» **DATA SECTION**
_ _ _ _

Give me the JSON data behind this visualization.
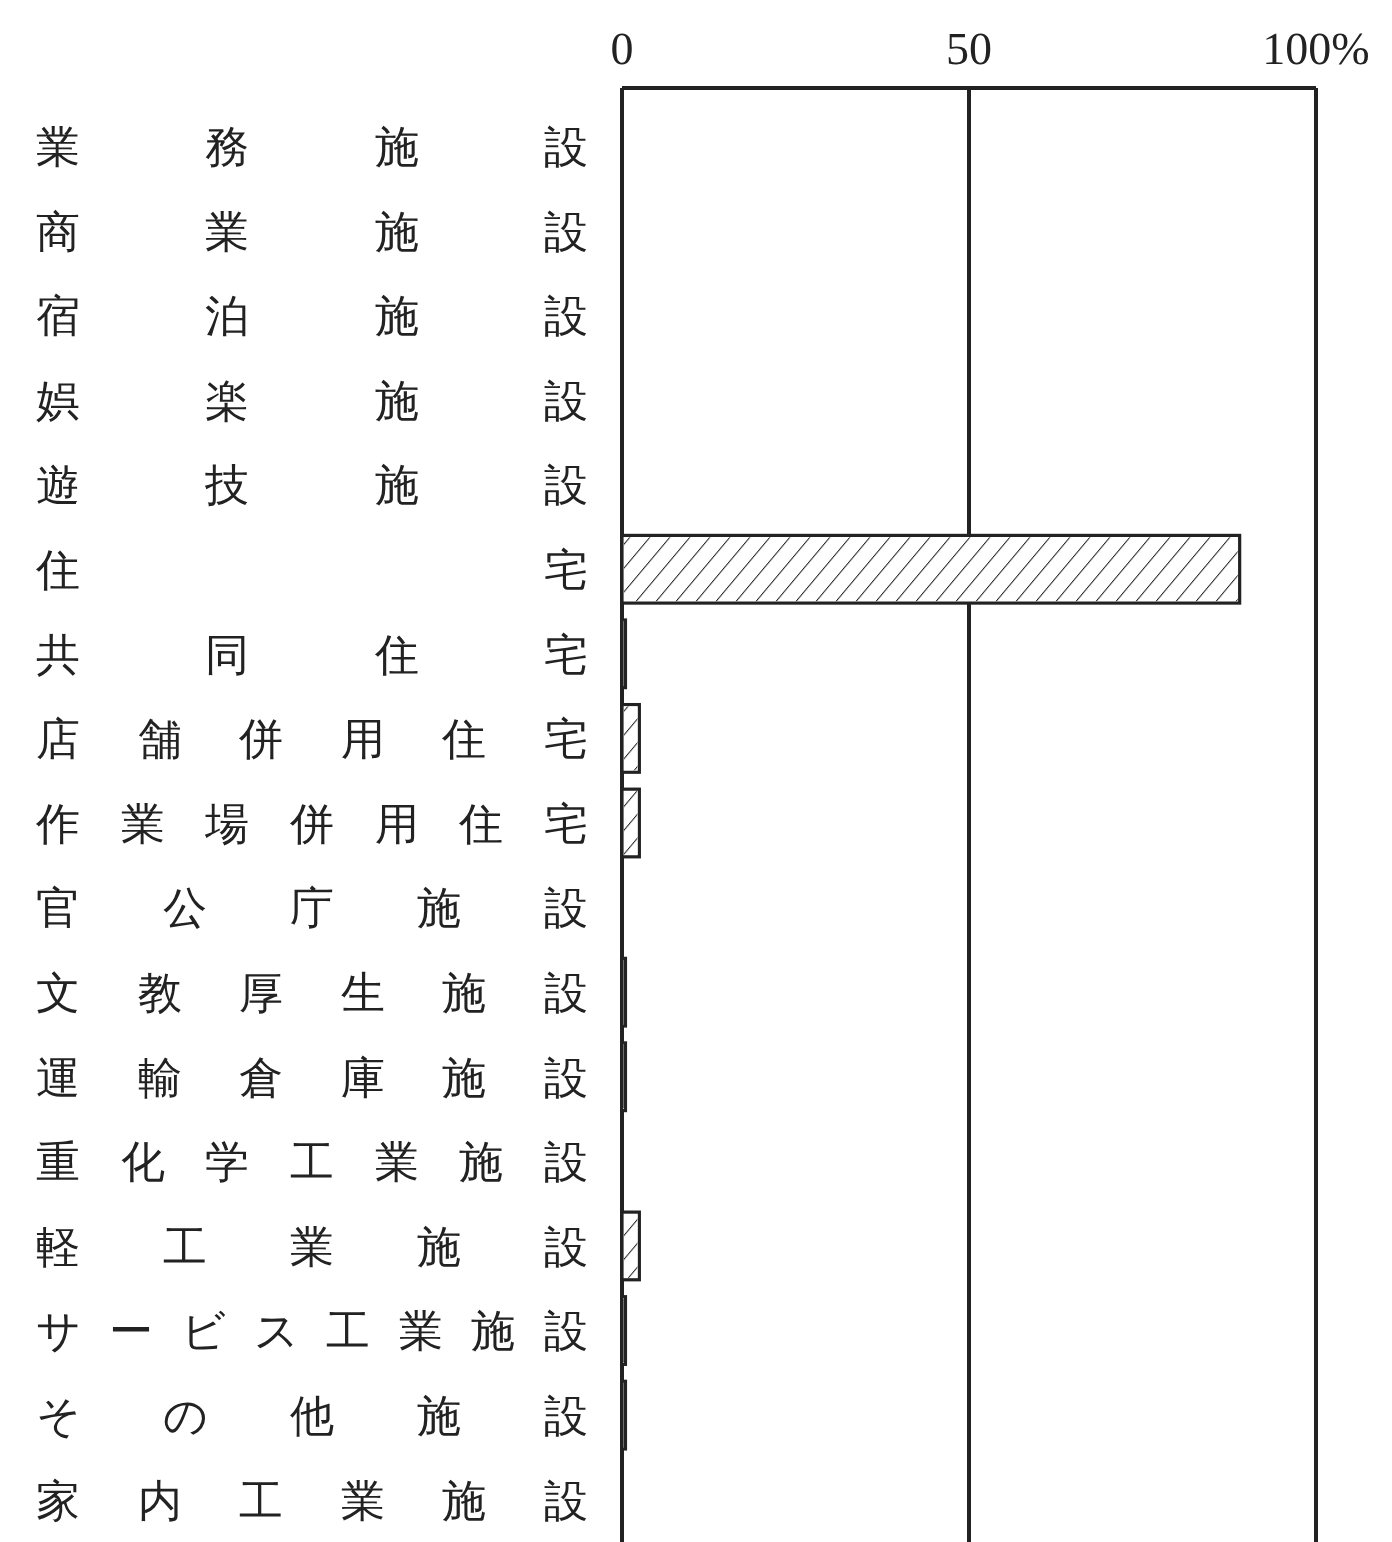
{
  "chart_data": {
    "type": "bar",
    "orientation": "horizontal",
    "categories": [
      "業務施設",
      "商業施設",
      "宿泊施設",
      "娯楽施設",
      "遊技施設",
      "住宅",
      "共同住宅",
      "店舗併用住宅",
      "作業場併用住宅",
      "官公庁施設",
      "文教厚生施設",
      "運輸倉庫施設",
      "重化学工業施設",
      "軽工業施設",
      "サービス工業施設",
      "その他施設",
      "家内工業施設"
    ],
    "values": [
      0,
      0,
      0,
      0,
      0,
      89,
      0.5,
      2.5,
      2.5,
      0,
      0.5,
      0.5,
      0,
      2.5,
      0.5,
      0.5,
      0
    ],
    "color": "#ffffff",
    "xlim": [
      0,
      100
    ],
    "xticks": [
      0,
      50,
      {
        "value": 100,
        "label": "100%"
      }
    ],
    "grid": "x"
  }
}
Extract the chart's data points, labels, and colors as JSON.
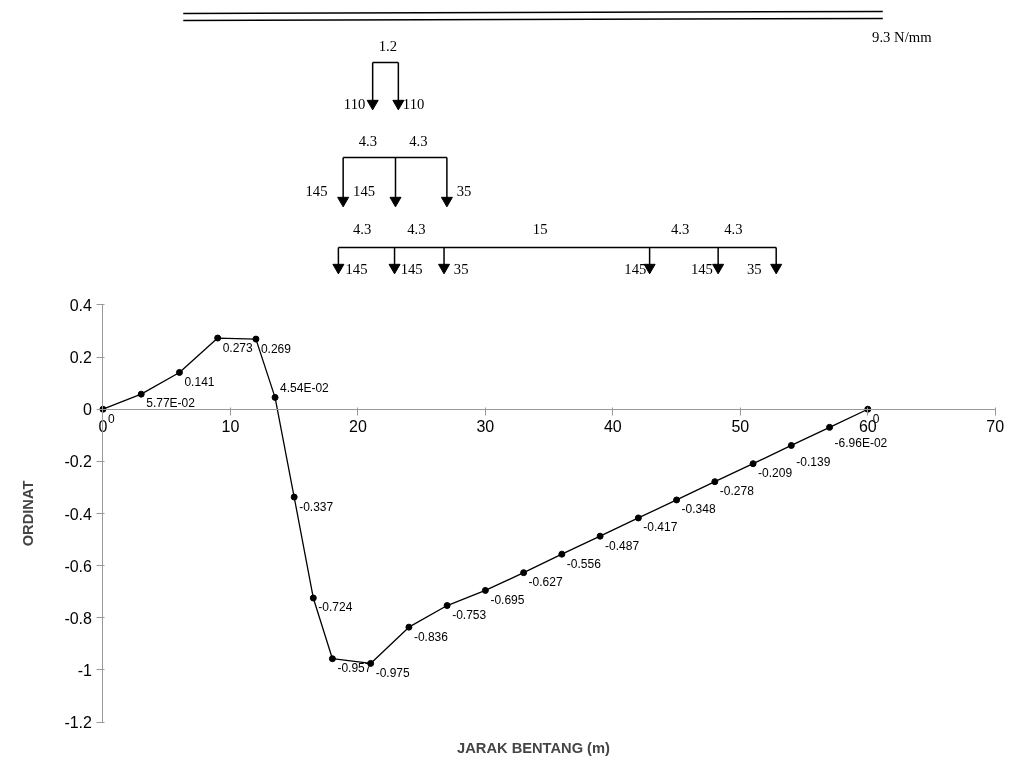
{
  "chart_data": {
    "type": "line",
    "xlabel": "JARAK BENTANG (m)",
    "ylabel": "ORDINAT",
    "annotations": [
      "9.3 N/mm",
      "1.2",
      "110",
      "110",
      "4.3",
      "4.3",
      "145",
      "145",
      "35",
      "4.3",
      "4.3",
      "15",
      "4.3",
      "4.3",
      "145",
      "145",
      "35",
      "145",
      "145",
      "35"
    ],
    "x": [
      0,
      3,
      6,
      9,
      12,
      13.5,
      15,
      16.5,
      18,
      21,
      24,
      27,
      30,
      33,
      36,
      39,
      42,
      45,
      48,
      51,
      54,
      57,
      60
    ],
    "series": [
      {
        "color": "#000000",
        "values": [
          0,
          0.0577,
          0.141,
          0.273,
          0.269,
          0.0454,
          -0.337,
          -0.724,
          -0.957,
          -0.975,
          -0.836,
          -0.753,
          -0.695,
          -0.627,
          -0.556,
          -0.487,
          -0.417,
          -0.348,
          -0.278,
          -0.209,
          -0.139,
          -0.0696,
          0
        ],
        "value_labels": [
          "0",
          "5.77E-02",
          "0.141",
          "0.273",
          "0.269",
          "4.54E-02",
          "-0.337",
          "-0.724",
          "-0.957",
          "-0.975",
          "-0.836",
          "-0.753",
          "-0.695",
          "-0.627",
          "-0.556",
          "-0.487",
          "-0.417",
          "-0.348",
          "-0.278",
          "-0.209",
          "-0.139",
          "-6.96E-02",
          "0"
        ]
      }
    ],
    "xlim": [
      0,
      70
    ],
    "xticks": [
      0,
      10,
      20,
      30,
      40,
      50,
      60,
      70
    ],
    "ylim": [
      -1.2,
      0.4
    ],
    "yticks": [
      -1.2,
      -1,
      -0.8,
      -0.6,
      -0.4,
      -0.2,
      0,
      0.2,
      0.4
    ],
    "marker": "circle",
    "line_style": "solid"
  }
}
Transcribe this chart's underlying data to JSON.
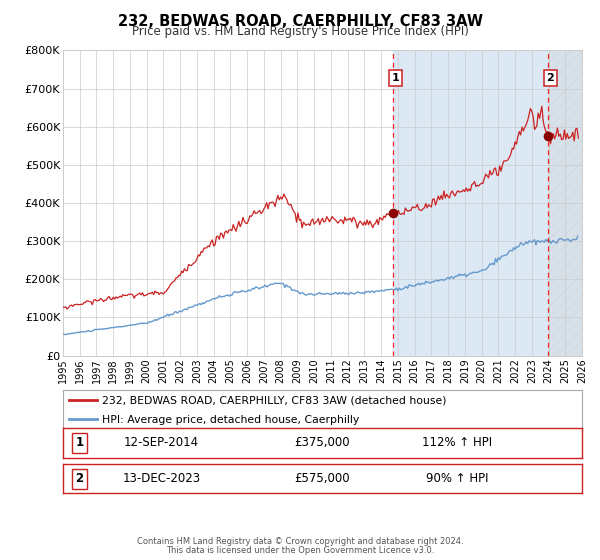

_ _ _ _

» **PROBLEM STATEMENT**
Working from the material above, state how many lines contain "JSON"; give only the number.

» **FINISHED TASK**
3